Figure record extracts:
┄┄┄┄┄┄┄┄┄┄

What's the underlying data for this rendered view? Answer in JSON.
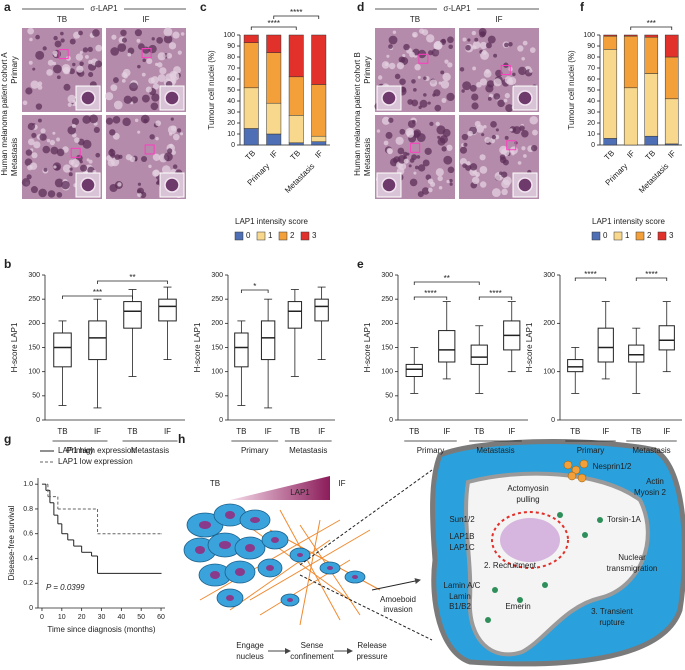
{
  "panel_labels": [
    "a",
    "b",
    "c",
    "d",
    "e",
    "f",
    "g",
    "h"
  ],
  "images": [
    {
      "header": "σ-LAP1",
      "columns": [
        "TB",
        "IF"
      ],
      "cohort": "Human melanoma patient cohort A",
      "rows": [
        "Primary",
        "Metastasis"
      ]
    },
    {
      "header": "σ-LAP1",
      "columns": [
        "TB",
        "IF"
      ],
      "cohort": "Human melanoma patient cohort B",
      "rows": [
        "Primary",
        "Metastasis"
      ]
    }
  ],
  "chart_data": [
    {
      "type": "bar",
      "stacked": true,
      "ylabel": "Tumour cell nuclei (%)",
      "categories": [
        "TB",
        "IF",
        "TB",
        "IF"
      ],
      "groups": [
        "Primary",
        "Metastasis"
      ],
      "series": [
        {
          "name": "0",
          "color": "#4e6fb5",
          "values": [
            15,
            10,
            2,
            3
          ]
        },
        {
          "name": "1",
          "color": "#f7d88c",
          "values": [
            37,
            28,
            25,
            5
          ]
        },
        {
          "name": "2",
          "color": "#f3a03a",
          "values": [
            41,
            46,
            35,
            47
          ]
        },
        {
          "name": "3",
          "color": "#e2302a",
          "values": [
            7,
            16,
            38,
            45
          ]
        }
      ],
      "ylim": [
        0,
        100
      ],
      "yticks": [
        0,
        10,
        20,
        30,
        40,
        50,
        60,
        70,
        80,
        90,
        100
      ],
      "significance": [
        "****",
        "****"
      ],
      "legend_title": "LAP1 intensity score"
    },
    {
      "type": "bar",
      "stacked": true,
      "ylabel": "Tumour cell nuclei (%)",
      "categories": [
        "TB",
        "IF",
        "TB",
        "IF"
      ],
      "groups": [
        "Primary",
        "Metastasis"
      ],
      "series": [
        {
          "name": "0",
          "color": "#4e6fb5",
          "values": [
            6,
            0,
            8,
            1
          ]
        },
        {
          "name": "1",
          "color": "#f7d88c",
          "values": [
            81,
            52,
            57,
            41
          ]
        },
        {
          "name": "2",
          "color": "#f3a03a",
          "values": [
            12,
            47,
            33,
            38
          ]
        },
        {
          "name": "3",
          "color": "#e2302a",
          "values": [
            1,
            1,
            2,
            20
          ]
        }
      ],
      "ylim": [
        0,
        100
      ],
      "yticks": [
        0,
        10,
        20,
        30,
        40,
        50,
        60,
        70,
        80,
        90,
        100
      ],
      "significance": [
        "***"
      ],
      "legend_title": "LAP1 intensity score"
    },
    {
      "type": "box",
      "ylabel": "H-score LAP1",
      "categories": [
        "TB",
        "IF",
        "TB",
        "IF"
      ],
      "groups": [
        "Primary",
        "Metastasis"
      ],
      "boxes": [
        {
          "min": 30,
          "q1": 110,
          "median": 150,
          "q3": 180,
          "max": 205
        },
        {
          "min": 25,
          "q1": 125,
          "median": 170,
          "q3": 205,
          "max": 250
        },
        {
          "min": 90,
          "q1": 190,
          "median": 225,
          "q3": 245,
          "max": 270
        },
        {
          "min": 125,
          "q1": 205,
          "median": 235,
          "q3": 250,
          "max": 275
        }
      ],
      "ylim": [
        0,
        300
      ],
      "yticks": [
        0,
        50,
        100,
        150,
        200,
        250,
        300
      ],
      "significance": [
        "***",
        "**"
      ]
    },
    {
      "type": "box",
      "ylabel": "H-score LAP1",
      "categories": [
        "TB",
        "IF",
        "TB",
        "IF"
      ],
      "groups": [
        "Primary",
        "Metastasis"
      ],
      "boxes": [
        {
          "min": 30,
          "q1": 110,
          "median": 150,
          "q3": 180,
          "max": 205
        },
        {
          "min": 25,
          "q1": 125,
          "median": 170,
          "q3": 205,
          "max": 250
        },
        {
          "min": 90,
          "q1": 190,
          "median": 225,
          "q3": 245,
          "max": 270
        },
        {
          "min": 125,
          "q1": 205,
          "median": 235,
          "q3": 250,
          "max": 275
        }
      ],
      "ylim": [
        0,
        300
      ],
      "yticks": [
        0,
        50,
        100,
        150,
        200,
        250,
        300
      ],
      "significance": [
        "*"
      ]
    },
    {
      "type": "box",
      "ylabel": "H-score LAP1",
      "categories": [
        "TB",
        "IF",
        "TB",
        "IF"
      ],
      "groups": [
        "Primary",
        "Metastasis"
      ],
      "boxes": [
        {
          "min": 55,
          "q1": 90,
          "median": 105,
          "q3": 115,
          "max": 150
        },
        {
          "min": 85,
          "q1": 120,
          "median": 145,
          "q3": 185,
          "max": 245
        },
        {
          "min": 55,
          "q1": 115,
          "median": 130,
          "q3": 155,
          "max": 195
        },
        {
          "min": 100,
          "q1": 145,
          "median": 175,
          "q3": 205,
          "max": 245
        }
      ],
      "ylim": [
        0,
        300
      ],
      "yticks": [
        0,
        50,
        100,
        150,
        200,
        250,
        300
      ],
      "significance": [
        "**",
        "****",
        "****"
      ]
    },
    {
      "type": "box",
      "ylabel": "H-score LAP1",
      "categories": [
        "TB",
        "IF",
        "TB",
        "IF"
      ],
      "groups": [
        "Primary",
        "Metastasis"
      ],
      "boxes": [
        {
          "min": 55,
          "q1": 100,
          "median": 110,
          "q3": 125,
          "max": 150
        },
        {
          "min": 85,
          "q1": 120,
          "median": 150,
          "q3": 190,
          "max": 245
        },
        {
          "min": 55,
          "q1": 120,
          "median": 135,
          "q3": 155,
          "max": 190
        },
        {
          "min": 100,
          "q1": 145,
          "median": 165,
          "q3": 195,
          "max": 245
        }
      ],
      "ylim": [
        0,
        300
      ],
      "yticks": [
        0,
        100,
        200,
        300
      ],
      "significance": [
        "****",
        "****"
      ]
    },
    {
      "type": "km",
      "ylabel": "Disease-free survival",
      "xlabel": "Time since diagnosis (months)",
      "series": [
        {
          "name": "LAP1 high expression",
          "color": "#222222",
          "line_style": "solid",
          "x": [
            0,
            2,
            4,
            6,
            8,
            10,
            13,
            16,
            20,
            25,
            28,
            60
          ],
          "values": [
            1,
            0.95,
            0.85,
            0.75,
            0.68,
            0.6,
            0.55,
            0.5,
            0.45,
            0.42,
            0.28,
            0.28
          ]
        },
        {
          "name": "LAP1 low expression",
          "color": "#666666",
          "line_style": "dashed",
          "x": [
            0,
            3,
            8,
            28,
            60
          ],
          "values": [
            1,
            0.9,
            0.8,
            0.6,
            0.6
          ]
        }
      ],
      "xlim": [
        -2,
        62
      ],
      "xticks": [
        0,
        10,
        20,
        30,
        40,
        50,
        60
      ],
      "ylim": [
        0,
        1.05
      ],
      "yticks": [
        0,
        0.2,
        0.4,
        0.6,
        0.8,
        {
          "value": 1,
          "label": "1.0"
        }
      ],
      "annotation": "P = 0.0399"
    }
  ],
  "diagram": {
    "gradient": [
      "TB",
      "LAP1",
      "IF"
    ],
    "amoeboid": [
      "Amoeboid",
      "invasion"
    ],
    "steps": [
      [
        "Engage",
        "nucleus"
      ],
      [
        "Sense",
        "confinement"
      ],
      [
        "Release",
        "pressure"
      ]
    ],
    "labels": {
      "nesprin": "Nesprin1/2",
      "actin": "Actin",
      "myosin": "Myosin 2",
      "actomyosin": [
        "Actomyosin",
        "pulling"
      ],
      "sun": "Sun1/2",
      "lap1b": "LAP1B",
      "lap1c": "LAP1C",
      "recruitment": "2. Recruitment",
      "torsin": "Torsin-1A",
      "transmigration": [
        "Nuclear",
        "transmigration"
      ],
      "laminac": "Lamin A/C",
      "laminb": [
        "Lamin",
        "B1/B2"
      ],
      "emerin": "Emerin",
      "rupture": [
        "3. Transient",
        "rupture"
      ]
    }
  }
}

┄┄┄┄┄┄┄┄┄┄

• PROBLEM DETAILS
Write out every line of the data that holds the word "patient".

• FINAL RESULT
      "cohort": "Human melanoma patient cohort A",
      "cohort": "Human melanoma patient cohort B",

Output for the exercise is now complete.